* begin GIVEN ENTRIES *

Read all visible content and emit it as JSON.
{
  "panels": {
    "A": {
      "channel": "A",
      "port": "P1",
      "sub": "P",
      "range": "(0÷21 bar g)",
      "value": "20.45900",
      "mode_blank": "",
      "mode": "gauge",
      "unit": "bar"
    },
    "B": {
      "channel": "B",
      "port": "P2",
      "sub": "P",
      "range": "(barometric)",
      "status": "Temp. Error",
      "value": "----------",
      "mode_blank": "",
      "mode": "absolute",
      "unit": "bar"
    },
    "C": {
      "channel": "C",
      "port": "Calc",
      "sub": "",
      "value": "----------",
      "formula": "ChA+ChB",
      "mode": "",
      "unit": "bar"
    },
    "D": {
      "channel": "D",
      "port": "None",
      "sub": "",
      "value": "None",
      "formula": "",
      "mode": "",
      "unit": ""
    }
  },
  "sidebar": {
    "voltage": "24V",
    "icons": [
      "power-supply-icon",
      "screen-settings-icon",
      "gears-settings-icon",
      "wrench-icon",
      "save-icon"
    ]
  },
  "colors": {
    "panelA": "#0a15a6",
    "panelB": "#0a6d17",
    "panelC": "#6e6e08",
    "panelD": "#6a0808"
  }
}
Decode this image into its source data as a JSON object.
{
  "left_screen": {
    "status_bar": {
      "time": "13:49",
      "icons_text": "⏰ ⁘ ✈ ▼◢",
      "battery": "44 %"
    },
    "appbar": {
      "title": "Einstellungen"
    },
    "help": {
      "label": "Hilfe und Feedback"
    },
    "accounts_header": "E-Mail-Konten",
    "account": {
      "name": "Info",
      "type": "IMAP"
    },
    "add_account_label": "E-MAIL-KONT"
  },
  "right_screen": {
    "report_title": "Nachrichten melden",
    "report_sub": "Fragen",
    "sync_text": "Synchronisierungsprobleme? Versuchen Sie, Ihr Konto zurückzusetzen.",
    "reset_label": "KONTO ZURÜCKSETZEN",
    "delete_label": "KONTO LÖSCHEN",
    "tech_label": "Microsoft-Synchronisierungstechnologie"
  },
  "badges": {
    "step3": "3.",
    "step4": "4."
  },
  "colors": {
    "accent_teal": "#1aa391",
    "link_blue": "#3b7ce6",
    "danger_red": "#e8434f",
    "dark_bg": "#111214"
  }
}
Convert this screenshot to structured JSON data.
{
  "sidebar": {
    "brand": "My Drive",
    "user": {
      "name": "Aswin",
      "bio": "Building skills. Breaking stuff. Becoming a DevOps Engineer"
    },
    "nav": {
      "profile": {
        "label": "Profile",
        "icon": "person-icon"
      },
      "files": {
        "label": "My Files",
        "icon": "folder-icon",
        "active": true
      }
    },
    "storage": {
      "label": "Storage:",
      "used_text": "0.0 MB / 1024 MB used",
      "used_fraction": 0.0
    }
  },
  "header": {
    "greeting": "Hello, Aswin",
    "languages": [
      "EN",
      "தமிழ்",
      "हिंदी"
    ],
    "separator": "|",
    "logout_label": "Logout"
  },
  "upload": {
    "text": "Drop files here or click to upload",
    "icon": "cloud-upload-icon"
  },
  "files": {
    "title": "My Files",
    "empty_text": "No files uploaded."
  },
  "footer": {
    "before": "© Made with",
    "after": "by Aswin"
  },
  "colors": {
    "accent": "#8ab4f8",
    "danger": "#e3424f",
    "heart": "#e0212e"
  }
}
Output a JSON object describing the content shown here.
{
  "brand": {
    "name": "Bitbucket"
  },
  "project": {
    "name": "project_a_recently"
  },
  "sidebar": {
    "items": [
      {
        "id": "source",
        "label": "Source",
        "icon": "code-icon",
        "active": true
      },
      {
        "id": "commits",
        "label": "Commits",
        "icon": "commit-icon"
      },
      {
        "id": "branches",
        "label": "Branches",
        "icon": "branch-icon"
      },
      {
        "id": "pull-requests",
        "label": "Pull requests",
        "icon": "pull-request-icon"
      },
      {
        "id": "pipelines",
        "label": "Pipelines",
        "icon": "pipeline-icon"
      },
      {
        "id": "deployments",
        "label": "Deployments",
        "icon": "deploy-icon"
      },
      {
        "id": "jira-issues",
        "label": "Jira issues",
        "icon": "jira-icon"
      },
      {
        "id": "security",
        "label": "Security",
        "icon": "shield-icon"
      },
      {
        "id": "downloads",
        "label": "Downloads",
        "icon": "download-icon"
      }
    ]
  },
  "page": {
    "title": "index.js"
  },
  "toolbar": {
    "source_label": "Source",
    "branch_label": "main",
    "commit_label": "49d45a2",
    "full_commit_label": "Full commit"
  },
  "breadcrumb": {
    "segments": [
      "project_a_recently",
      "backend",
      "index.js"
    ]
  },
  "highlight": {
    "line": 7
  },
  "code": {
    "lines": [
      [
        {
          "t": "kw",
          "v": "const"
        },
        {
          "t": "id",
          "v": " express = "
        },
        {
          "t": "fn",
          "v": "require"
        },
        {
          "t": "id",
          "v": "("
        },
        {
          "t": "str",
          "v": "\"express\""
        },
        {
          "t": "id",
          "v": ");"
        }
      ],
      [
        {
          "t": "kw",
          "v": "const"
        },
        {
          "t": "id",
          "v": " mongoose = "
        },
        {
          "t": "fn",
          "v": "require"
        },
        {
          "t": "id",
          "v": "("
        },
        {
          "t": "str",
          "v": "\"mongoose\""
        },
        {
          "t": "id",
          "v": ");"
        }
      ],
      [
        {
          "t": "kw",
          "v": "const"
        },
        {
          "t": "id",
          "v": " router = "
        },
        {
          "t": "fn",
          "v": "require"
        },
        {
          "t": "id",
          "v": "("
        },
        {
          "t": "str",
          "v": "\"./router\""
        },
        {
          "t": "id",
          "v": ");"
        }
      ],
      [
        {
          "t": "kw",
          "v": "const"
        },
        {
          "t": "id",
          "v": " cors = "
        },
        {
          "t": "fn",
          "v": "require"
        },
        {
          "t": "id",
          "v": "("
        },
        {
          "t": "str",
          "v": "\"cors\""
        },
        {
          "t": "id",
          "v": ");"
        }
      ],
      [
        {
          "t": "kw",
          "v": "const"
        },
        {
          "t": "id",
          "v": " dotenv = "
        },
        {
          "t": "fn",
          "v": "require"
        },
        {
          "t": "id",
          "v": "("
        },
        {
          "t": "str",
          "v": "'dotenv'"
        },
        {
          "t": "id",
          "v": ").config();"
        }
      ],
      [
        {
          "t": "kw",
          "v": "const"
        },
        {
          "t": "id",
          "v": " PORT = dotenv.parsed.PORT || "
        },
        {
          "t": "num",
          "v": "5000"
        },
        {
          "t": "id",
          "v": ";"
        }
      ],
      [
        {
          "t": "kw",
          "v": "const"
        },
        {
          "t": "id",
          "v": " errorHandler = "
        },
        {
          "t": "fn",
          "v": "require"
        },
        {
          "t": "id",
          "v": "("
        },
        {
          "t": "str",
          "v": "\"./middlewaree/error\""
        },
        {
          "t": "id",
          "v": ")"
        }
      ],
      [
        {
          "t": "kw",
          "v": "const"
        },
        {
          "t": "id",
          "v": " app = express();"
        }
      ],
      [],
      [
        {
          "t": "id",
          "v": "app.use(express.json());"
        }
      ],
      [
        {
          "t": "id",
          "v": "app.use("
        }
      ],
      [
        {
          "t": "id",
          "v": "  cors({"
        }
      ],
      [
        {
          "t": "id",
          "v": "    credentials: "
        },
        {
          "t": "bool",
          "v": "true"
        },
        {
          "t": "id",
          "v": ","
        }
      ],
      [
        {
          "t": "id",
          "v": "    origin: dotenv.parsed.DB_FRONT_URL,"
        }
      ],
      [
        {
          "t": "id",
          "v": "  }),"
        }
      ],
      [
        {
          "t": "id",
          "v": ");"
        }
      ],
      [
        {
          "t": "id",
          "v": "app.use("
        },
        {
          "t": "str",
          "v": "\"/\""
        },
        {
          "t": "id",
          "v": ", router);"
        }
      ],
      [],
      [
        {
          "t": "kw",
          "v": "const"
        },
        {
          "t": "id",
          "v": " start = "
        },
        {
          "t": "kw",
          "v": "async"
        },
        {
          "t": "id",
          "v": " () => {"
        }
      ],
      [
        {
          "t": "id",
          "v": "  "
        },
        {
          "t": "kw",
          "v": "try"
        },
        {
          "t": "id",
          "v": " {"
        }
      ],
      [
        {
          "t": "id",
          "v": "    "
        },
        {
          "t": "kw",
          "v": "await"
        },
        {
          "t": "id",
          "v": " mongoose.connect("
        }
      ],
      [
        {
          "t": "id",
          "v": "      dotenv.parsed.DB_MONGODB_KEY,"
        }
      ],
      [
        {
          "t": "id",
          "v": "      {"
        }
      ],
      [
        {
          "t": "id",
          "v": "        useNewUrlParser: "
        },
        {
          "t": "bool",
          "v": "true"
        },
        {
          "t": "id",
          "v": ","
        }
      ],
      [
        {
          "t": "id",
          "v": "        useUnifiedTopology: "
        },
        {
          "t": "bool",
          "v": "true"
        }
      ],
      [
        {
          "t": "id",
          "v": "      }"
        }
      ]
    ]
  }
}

* end GIVEN ENTRIES *

State how many lines of the data include the word "this", with nothing else.

2